■ Exercise ■
Retype every entry exactly, character for character.

Dataset excerpt:
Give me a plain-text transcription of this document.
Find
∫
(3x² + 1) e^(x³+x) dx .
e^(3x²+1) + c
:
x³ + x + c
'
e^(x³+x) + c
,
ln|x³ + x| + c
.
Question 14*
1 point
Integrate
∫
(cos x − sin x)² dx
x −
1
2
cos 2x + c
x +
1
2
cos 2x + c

■ Output below ■
Give me a plain-text transcription of this document.
Find
∫
(3x² + 1) e^(x³+x) dx .
e^(3x²+1) + c
:
x³ + x + c
'
e^(x³+x) + c
,
ln|x³ + x| + c
.
Question 14*
1 point
Integrate
∫
(cos x − sin x)² dx
x −
1
2
cos 2x + c
x +
1
2
cos 2x + c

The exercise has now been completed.